Passage shown >>
Modeling the transport and dispersal of macroalgal detritus in Plymouth Sound

To address our third research question, we used experimental data to parameterize a transport model to reflect the buoyancy of seaweed fragments in the water column. The modeling of macroalgal detritus transport (and thus dispersal) was achieved via a two-step process. First, a fine-scale hydrodynamic model for the area was configured and run; and variables describing the simulated flow field were saved to file every hour. An offline particle tracking model was then used to compute trajectories of initially buoyant detrital particles, based on the outputs of the hydrodynamic model. For this study, we used the Finite Volume Community Ocean Model (FVCOM; Chen et al., 2003), configured for the Plymouth Sound and surrounding coastal area (~49.7°–50.6° N, ~4.8°–3.8° W; Appendix S1: Figure S1). FVCOM is a prognostic, unstructured-grid, finite volume, free-surface, 3D primitive equation coastal ocean circulation model (Chen et al., 2003). Vertical turbulent mixing was modeled with the General Ocean Turbulence Model (GOTM) using a κ-ω formulation (Umlauf & Burchard, 2005), whilst horizontal mixing was parameterized using the Smagorinsky scheme (Smagorinsky, 1963) with a coefficient of 0.1. The unstructured horizontal grid allows variable resolution across the domain to reflect the complexity of the flow and scale of bathymetric features. The resolution of the model is ~600 m at Station L4, becoming finer toward the Plymouth Sound (~85 m), with the highest resolution around the upper River Tamar channel (~40 m). The vertical grid consists of 24 equally spaced layers in terrain-following (sigma) coordinates, allowing water-column structure in shallower areas to be resolved in fine detail.

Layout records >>

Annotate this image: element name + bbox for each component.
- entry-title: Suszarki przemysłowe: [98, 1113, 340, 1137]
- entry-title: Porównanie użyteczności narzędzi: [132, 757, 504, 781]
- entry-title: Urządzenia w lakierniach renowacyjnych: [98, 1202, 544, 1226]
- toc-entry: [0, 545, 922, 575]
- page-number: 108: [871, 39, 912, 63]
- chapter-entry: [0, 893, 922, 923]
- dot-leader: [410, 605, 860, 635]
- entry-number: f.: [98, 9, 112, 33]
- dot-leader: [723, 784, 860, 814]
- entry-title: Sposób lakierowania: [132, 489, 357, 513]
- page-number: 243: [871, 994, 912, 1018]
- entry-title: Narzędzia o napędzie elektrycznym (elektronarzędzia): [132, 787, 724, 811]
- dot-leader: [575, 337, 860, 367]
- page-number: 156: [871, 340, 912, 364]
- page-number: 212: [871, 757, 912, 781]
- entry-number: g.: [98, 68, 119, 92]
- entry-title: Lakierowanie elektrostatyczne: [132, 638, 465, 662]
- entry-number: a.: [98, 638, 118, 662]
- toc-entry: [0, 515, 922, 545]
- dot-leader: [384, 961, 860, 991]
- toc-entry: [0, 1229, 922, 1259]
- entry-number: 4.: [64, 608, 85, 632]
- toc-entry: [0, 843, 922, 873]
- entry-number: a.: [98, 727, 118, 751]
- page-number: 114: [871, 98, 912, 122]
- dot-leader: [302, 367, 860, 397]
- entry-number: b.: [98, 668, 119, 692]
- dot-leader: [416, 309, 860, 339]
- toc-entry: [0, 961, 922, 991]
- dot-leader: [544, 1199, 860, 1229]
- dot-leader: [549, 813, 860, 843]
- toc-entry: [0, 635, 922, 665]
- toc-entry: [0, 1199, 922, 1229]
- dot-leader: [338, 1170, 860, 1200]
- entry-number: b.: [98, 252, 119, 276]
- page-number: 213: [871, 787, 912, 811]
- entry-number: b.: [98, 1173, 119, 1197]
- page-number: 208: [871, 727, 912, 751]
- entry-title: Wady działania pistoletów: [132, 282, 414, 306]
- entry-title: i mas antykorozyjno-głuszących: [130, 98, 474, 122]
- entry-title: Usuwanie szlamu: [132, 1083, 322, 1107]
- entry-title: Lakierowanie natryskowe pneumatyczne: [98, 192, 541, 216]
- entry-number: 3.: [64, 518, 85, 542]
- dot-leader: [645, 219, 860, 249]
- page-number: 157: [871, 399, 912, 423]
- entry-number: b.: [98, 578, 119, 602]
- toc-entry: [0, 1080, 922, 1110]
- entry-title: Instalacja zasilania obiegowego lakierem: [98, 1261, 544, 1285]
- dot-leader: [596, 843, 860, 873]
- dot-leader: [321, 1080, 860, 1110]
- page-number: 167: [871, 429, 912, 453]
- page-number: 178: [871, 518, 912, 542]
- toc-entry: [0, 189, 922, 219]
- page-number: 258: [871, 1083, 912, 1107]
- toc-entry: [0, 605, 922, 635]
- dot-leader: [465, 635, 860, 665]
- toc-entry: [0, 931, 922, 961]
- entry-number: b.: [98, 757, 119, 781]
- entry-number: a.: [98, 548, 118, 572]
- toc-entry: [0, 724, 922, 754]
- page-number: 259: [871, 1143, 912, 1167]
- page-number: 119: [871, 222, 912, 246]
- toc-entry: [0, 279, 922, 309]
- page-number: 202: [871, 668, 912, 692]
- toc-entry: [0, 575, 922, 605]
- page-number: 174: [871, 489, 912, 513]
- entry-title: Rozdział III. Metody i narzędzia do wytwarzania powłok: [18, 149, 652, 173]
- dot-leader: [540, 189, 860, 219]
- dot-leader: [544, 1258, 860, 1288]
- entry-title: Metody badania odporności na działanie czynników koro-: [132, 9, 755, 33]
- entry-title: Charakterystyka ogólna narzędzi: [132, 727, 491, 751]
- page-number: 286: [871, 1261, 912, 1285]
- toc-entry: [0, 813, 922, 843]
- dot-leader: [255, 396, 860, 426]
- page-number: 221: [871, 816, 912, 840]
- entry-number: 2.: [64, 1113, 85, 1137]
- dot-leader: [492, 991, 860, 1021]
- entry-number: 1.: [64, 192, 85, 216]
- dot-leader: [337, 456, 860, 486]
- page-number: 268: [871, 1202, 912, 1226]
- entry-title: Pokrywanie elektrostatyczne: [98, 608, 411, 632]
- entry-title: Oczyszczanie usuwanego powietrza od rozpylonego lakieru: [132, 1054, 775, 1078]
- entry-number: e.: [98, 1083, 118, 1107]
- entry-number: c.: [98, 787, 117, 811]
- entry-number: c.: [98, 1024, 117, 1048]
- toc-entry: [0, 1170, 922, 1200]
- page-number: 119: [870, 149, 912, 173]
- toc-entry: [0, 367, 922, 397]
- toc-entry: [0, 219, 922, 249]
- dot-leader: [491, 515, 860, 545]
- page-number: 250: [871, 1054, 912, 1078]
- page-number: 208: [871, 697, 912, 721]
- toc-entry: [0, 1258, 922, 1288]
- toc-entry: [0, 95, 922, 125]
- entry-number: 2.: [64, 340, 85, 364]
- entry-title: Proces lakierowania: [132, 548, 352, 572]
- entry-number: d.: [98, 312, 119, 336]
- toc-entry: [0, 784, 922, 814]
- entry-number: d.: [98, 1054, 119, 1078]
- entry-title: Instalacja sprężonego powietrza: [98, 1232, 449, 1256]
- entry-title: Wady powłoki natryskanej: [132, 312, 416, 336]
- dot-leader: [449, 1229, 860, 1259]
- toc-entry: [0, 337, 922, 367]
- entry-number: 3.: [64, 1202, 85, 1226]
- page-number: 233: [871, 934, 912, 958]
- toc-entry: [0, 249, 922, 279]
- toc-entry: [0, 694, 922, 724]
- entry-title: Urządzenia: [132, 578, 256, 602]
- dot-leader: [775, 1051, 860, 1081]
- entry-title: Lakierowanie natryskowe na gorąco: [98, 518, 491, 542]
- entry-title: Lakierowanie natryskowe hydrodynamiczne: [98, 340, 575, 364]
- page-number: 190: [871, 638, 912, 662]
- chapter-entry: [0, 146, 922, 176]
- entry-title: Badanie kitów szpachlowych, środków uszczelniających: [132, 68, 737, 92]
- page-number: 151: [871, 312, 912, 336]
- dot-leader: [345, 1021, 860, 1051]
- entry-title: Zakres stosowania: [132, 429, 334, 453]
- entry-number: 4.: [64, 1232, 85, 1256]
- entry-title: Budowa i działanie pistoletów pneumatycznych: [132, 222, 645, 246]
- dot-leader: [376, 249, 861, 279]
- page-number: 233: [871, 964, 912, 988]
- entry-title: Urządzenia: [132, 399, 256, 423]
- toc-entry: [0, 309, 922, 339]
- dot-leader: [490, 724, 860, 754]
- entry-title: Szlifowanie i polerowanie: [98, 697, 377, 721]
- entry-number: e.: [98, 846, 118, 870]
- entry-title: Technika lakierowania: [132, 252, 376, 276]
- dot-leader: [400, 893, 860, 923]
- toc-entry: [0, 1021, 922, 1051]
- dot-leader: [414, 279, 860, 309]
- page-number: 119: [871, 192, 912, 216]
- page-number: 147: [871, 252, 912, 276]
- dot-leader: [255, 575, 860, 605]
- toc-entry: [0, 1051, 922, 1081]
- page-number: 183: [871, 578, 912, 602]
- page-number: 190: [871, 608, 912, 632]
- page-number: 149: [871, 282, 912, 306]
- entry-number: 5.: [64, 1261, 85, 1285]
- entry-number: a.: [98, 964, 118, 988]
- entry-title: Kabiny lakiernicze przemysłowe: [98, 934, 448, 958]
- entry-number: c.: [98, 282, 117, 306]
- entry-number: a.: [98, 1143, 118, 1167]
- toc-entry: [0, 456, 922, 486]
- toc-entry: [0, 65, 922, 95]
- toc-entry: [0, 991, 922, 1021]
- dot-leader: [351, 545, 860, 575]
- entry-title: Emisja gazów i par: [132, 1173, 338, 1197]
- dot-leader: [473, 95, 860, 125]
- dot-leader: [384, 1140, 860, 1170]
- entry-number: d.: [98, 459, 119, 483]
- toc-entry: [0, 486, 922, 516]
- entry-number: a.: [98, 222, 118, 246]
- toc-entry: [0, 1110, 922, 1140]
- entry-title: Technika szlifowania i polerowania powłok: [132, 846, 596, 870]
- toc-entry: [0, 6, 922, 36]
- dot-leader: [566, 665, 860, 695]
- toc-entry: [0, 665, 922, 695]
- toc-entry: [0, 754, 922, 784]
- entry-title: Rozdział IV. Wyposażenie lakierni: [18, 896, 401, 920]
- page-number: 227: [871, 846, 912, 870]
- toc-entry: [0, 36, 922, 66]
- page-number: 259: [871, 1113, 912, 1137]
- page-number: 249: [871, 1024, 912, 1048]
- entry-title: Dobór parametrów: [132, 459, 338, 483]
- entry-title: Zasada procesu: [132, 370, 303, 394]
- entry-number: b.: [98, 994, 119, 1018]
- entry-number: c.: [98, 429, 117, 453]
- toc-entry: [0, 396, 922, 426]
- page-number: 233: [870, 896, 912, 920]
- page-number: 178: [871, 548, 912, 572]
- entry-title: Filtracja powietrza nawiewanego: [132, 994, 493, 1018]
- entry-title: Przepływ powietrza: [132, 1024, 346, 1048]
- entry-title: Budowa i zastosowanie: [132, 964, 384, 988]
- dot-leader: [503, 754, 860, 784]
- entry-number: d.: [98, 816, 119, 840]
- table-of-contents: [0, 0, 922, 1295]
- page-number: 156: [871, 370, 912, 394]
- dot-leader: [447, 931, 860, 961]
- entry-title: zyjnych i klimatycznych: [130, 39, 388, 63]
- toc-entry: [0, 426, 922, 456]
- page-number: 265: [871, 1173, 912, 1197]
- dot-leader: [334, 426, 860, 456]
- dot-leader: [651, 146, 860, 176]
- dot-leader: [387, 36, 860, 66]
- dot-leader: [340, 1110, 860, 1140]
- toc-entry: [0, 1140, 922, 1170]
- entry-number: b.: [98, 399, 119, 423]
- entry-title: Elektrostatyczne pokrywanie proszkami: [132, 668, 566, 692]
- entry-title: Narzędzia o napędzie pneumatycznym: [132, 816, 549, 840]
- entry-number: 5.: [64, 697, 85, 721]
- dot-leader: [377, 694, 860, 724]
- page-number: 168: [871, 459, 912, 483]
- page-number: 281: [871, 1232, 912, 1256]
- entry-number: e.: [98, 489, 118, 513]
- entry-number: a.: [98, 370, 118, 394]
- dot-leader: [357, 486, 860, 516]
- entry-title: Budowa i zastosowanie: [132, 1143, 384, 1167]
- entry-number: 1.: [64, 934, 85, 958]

Tasks for this exercise >>
a) Based on the passage about modeling detritus transport in Plymouth Sound, decide whether each statement agrees with it. Answer yes or no, and quote the words that decide it. (i) Variables describing the simulated flow field were written to file once per hour. (ii) Horizontal mixing was handled by the General Ocean Turbulence Model. (iii) The vertical grid is made up of 24 equally spaced layers.
b) In one to three sentences, explain why the Plymouth Sound modeling passage says an unstructured horizontal grid is useful.
c) According to the passage on detritus transport modeling, what is the model's resolution around the upper River Tamar channel?

Solutions for each task >>
a)
(i) Yes: "variables describing the simulated flow field were saved to file every hour."
(ii) No: "horizontal mixing was parameterized using the Smagorinsky scheme (Smagorinsky, 1963) with a coefficient of 0.1."
(iii) Yes: "The vertical grid consists of 24 equally spaced layers in terrain-following (sigma) coordinates."

b) The unstructured horizontal grid allows the resolution to vary across the domain. This lets the grid reflect the complexity of the flow and the scale of bathymetric features.

c) About 40 m (~40 m), which is the highest resolution in the model.